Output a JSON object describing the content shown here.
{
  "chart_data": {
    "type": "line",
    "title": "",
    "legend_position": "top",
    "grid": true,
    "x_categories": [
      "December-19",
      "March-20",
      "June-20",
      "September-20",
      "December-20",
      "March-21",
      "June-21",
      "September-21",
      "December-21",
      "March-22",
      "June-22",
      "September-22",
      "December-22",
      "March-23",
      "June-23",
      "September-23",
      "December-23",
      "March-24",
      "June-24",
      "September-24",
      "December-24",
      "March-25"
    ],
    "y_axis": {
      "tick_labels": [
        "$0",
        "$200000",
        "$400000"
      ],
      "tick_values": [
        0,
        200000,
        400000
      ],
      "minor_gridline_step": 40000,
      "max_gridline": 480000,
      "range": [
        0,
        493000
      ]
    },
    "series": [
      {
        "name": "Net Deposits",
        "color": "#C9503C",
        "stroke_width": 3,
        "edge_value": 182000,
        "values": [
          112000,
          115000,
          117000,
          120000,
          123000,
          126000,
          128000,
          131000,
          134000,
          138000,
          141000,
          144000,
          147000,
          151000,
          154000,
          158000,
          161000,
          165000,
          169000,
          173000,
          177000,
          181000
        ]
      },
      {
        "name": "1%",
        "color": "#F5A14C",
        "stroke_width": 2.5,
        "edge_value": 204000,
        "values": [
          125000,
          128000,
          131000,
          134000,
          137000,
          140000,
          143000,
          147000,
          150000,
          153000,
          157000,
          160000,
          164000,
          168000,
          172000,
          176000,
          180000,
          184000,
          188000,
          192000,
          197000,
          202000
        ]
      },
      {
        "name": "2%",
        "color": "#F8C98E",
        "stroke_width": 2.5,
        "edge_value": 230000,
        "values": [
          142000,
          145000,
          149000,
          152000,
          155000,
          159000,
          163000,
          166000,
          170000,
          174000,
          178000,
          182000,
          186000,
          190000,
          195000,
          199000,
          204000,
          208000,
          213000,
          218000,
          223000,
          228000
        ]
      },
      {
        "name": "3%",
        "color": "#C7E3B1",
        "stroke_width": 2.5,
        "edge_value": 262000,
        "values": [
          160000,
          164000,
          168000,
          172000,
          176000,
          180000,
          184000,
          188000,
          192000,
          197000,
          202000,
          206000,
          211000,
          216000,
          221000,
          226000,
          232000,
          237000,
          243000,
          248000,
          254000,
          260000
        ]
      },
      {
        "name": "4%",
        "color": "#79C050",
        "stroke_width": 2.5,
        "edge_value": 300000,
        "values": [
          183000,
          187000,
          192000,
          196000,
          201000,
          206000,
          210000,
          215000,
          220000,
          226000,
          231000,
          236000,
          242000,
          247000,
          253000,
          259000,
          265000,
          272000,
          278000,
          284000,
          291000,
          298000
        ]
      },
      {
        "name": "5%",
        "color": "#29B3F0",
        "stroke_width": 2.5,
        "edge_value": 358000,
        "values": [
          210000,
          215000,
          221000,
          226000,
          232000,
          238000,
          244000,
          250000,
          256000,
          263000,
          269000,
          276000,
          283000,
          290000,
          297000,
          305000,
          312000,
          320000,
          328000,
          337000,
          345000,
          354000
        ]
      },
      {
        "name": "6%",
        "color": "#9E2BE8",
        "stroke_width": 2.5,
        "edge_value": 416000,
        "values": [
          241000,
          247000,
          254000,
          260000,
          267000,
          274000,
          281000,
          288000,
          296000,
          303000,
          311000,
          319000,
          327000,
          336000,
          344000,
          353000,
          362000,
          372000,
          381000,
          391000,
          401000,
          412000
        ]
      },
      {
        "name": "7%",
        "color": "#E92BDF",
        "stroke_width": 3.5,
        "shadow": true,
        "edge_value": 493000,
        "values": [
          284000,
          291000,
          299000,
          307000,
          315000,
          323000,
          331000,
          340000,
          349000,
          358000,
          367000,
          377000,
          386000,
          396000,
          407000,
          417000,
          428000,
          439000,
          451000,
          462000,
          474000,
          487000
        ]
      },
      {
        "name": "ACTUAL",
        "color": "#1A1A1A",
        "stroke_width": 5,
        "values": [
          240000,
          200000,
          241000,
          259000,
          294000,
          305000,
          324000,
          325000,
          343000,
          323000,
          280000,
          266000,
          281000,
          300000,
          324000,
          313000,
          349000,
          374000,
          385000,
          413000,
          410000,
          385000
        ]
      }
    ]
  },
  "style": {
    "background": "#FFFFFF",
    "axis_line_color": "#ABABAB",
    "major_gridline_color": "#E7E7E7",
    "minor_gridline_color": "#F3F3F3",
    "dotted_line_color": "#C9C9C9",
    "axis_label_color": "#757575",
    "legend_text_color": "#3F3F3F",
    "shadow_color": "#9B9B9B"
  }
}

**What is being asked:**
Can you reproduce all the material exactly?

**Answer:**
Output a JSON object describing the content shown here.
{
  "chart_data": {
    "type": "line",
    "title": "",
    "legend_position": "top",
    "grid": true,
    "x_categories": [
      "December-19",
      "March-20",
      "June-20",
      "September-20",
      "December-20",
      "March-21",
      "June-21",
      "September-21",
      "December-21",
      "March-22",
      "June-22",
      "September-22",
      "December-22",
      "March-23",
      "June-23",
      "September-23",
      "December-23",
      "March-24",
      "June-24",
      "September-24",
      "December-24",
      "March-25"
    ],
    "y_axis": {
      "tick_labels": [
        "$0",
        "$200000",
        "$400000"
      ],
      "tick_values": [
        0,
        200000,
        400000
      ],
      "minor_gridline_step": 40000,
      "max_gridline": 480000,
      "range": [
        0,
        493000
      ]
    },
    "series": [
      {
        "name": "Net Deposits",
        "color": "#C9503C",
        "stroke_width": 3,
        "edge_value": 182000,
        "values": [
          112000,
          115000,
          117000,
          120000,
          123000,
          126000,
          128000,
          131000,
          134000,
          138000,
          141000,
          144000,
          147000,
          151000,
          154000,
          158000,
          161000,
          165000,
          169000,
          173000,
          177000,
          181000
        ]
      },
      {
        "name": "1%",
        "color": "#F5A14C",
        "stroke_width": 2.5,
        "edge_value": 204000,
        "values": [
          125000,
          128000,
          131000,
          134000,
          137000,
          140000,
          143000,
          147000,
          150000,
          153000,
          157000,
          160000,
          164000,
          168000,
          172000,
          176000,
          180000,
          184000,
          188000,
          192000,
          197000,
          202000
        ]
      },
      {
        "name": "2%",
        "color": "#F8C98E",
        "stroke_width": 2.5,
        "edge_value": 230000,
        "values": [
          142000,
          145000,
          149000,
          152000,
          155000,
          159000,
          163000,
          166000,
          170000,
          174000,
          178000,
          182000,
          186000,
          190000,
          195000,
          199000,
          204000,
          208000,
          213000,
          218000,
          223000,
          228000
        ]
      },
      {
        "name": "3%",
        "color": "#C7E3B1",
        "stroke_width": 2.5,
        "edge_value": 262000,
        "values": [
          160000,
          164000,
          168000,
          172000,
          176000,
          180000,
          184000,
          188000,
          192000,
          197000,
          202000,
          206000,
          211000,
          216000,
          221000,
          226000,
          232000,
          237000,
          243000,
          248000,
          254000,
          260000
        ]
      },
      {
        "name": "4%",
        "color": "#79C050",
        "stroke_width": 2.5,
        "edge_value": 300000,
        "values": [
          183000,
          187000,
          192000,
          196000,
          201000,
          206000,
          210000,
          215000,
          220000,
          226000,
          231000,
          236000,
          242000,
          247000,
          253000,
          259000,
          265000,
          272000,
          278000,
          284000,
          291000,
          298000
        ]
      },
      {
        "name": "5%",
        "color": "#29B3F0",
        "stroke_width": 2.5,
        "edge_value": 358000,
        "values": [
          210000,
          215000,
          221000,
          226000,
          232000,
          238000,
          244000,
          250000,
          256000,
          263000,
          269000,
          276000,
          283000,
          290000,
          297000,
          305000,
          312000,
          320000,
          328000,
          337000,
          345000,
          354000
        ]
      },
      {
        "name": "6%",
        "color": "#9E2BE8",
        "stroke_width": 2.5,
        "edge_value": 416000,
        "values": [
          241000,
          247000,
          254000,
          260000,
          267000,
          274000,
          281000,
          288000,
          296000,
          303000,
          311000,
          319000,
          327000,
          336000,
          344000,
          353000,
          362000,
          372000,
          381000,
          391000,
          401000,
          412000
        ]
      },
      {
        "name": "7%",
        "color": "#E92BDF",
        "stroke_width": 3.5,
        "shadow": true,
        "edge_value": 493000,
        "values": [
          284000,
          291000,
          299000,
          307000,
          315000,
          323000,
          331000,
          340000,
          349000,
          358000,
          367000,
          377000,
          386000,
          396000,
          407000,
          417000,
          428000,
          439000,
          451000,
          462000,
          474000,
          487000
        ]
      },
      {
        "name": "ACTUAL",
        "color": "#1A1A1A",
        "stroke_width": 5,
        "values": [
          240000,
          200000,
          241000,
          259000,
          294000,
          305000,
          324000,
          325000,
          343000,
          323000,
          280000,
          266000,
          281000,
          300000,
          324000,
          313000,
          349000,
          374000,
          385000,
          413000,
          410000,
          385000
        ]
      }
    ]
  },
  "style": {
    "background": "#FFFFFF",
    "axis_line_color": "#ABABAB",
    "major_gridline_color": "#E7E7E7",
    "minor_gridline_color": "#F3F3F3",
    "dotted_line_color": "#C9C9C9",
    "axis_label_color": "#757575",
    "legend_text_color": "#3F3F3F",
    "shadow_color": "#9B9B9B"
  }
}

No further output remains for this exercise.